Whenever a line below holds the word "bước", copy that line.

#### Data lines:
------------------------

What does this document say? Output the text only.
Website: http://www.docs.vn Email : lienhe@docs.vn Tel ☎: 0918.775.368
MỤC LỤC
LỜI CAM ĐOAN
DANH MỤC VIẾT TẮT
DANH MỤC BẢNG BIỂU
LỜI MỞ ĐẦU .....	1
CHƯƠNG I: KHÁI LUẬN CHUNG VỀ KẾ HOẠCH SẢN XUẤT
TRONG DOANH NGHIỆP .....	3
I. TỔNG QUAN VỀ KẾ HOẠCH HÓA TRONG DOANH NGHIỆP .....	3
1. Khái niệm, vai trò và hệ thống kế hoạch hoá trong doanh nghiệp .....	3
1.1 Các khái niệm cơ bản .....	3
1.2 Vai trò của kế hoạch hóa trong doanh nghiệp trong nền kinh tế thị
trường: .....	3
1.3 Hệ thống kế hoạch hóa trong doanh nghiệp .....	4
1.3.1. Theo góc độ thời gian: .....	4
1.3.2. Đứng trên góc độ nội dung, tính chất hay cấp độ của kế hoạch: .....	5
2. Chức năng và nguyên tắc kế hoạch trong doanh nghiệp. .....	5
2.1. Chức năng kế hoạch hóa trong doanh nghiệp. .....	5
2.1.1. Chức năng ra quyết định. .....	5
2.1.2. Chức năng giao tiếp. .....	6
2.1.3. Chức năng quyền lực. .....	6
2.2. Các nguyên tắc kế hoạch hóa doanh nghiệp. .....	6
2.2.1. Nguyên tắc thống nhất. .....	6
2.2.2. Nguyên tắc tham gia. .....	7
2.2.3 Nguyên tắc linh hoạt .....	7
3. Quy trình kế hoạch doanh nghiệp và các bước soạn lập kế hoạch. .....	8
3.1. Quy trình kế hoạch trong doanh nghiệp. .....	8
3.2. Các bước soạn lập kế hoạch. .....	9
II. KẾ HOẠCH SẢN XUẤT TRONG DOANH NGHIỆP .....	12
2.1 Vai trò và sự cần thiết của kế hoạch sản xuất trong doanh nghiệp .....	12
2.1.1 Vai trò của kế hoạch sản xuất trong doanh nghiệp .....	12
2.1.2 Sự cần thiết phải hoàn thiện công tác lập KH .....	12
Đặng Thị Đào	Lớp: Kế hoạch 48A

------------------------

#### Task solution:
3. Quy trình kế hoạch doanh nghiệp và các bước soạn lập kế hoạch. .....	8
3.2. Các bước soạn lập kế hoạch. .....	9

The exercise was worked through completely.